Data items
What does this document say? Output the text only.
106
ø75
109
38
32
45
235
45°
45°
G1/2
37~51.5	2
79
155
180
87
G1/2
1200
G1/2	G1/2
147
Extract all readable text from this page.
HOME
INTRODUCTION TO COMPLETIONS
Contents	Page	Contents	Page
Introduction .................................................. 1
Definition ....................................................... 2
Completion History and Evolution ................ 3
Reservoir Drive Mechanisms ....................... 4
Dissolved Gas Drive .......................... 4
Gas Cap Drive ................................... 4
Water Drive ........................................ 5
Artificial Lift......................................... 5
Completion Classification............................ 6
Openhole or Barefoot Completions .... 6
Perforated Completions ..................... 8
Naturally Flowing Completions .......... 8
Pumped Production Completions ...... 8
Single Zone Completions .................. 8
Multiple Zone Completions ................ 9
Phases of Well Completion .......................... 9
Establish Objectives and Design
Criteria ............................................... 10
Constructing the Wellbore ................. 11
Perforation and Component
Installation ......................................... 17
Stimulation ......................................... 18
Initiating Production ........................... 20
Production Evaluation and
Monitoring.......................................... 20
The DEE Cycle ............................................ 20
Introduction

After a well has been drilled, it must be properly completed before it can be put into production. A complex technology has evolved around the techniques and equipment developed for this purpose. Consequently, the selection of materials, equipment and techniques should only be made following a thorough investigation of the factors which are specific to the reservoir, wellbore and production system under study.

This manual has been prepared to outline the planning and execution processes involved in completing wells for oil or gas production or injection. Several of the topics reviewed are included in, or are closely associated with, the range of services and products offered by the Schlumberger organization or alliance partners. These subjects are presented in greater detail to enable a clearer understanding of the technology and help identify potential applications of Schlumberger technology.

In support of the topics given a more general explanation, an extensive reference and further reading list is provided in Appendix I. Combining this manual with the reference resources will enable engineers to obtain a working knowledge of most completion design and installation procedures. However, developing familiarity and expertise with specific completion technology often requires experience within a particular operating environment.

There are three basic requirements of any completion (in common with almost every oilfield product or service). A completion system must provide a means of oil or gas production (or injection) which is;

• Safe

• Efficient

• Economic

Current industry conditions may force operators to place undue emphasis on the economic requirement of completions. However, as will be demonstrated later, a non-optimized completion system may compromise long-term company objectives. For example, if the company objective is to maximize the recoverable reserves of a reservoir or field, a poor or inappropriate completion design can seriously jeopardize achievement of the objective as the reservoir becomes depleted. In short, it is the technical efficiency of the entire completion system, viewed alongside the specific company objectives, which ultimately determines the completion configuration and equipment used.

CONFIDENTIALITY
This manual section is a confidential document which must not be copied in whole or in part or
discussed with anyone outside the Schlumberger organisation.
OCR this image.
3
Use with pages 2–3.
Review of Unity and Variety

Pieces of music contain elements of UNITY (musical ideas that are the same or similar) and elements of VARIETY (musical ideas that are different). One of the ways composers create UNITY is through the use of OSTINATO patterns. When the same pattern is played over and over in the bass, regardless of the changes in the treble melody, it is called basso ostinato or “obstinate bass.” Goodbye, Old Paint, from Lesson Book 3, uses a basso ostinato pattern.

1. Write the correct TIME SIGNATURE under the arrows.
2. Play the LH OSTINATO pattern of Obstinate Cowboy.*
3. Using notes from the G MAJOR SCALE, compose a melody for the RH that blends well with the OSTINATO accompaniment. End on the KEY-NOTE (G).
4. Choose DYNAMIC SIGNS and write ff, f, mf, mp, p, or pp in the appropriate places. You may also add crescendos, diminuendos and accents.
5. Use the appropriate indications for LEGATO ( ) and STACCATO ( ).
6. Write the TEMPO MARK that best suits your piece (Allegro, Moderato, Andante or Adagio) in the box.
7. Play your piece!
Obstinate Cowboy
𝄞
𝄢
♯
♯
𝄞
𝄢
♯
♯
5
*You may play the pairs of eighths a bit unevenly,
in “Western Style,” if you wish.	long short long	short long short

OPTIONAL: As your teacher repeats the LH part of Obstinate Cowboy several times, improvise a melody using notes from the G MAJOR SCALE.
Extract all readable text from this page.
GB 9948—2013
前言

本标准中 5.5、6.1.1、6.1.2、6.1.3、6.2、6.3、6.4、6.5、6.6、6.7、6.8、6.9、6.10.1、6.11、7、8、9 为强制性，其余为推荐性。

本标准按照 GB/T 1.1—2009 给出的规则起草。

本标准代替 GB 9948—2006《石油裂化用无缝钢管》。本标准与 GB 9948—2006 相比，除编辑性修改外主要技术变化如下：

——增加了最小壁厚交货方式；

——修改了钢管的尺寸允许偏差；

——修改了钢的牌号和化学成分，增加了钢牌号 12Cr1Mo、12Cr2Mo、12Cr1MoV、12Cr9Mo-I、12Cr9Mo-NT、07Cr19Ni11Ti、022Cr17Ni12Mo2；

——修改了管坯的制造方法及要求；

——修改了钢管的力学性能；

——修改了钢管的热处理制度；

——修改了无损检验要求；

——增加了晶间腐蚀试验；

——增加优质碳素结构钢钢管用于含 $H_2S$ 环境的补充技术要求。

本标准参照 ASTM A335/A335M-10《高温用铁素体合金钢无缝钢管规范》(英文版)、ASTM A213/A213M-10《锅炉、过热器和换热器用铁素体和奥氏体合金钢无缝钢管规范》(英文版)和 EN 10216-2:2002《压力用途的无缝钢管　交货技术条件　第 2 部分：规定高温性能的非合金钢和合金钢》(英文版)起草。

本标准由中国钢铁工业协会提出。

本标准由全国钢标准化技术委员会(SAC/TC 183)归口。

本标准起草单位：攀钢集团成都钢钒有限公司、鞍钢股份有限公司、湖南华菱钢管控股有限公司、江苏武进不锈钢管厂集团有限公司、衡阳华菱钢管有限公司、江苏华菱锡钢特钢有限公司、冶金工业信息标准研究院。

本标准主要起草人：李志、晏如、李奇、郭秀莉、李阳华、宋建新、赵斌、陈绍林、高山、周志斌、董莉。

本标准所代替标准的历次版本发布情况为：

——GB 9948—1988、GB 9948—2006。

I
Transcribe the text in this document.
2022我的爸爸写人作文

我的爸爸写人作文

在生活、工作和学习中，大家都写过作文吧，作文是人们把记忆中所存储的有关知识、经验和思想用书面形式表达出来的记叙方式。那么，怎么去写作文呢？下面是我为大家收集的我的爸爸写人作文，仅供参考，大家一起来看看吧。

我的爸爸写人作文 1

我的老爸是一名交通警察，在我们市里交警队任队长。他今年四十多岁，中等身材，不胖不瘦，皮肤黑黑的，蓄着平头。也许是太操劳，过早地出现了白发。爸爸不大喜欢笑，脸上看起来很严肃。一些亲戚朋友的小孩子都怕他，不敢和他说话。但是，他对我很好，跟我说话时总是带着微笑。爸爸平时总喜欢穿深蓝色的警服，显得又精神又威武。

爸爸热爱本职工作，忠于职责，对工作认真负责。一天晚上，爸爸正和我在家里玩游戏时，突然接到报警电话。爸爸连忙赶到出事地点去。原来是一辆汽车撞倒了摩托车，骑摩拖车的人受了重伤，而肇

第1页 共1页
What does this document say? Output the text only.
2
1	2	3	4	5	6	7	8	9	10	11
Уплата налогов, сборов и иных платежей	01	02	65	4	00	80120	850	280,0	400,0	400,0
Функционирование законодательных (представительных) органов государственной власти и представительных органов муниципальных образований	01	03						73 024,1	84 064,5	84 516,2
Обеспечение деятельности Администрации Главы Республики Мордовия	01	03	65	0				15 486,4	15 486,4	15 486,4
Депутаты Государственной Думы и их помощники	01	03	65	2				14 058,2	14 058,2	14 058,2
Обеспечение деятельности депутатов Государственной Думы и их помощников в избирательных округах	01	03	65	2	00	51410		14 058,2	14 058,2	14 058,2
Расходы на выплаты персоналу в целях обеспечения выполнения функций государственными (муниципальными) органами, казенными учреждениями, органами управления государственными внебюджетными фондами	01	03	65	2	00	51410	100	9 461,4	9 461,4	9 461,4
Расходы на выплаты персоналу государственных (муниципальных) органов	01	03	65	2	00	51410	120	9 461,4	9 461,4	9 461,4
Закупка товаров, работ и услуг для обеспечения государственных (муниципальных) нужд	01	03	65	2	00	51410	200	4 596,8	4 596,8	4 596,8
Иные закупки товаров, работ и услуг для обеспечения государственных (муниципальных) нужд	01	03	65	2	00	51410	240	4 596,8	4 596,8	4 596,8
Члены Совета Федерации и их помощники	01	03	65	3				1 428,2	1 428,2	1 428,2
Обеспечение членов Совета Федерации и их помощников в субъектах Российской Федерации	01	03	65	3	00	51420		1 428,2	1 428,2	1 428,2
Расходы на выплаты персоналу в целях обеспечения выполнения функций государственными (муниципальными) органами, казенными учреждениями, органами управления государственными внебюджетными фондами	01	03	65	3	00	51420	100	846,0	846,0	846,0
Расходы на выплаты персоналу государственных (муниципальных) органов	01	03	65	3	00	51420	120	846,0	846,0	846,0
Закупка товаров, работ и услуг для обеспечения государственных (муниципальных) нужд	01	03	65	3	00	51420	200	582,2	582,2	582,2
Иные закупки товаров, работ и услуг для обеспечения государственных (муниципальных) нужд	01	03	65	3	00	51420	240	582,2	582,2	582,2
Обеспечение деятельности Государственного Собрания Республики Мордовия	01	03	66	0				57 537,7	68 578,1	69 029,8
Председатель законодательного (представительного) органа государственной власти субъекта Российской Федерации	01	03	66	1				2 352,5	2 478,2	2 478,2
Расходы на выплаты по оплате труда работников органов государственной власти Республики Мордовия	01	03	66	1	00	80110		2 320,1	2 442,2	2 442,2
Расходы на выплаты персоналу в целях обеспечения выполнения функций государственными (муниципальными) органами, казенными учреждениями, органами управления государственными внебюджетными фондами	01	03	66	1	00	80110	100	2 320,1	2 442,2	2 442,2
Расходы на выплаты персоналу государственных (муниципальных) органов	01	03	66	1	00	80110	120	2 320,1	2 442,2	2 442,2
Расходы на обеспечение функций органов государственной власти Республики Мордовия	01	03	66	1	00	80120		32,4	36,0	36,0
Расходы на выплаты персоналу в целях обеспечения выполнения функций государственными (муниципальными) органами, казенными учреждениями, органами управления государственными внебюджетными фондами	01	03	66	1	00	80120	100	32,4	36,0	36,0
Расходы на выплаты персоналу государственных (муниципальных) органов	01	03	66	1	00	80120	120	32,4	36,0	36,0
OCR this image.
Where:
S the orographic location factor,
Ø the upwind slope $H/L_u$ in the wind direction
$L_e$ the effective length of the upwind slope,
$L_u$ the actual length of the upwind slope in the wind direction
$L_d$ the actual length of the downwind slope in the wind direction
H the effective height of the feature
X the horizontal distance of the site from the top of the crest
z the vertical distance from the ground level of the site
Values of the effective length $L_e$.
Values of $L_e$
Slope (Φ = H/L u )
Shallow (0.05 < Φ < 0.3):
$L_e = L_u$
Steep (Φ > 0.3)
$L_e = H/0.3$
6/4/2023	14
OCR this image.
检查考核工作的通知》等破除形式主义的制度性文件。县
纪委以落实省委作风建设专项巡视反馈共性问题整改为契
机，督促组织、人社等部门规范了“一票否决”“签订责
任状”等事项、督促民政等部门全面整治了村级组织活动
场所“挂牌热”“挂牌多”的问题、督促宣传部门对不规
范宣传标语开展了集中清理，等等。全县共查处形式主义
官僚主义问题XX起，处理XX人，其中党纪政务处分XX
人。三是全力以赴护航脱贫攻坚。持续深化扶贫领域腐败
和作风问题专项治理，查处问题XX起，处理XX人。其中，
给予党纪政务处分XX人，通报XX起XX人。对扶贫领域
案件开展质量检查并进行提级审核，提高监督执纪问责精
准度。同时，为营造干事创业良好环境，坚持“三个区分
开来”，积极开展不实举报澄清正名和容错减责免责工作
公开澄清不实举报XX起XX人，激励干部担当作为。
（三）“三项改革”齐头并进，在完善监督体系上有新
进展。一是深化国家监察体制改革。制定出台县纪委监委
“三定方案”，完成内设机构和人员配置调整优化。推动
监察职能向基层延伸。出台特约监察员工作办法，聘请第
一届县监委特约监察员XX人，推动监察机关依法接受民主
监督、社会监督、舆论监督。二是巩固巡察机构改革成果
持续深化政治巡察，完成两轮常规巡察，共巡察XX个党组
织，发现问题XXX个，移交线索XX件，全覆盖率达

### Aim
Which lines in the listing above hold the word "Values"? Show each of them.

### Final result
Values of the effective length $L_e$.
Values of $L_e$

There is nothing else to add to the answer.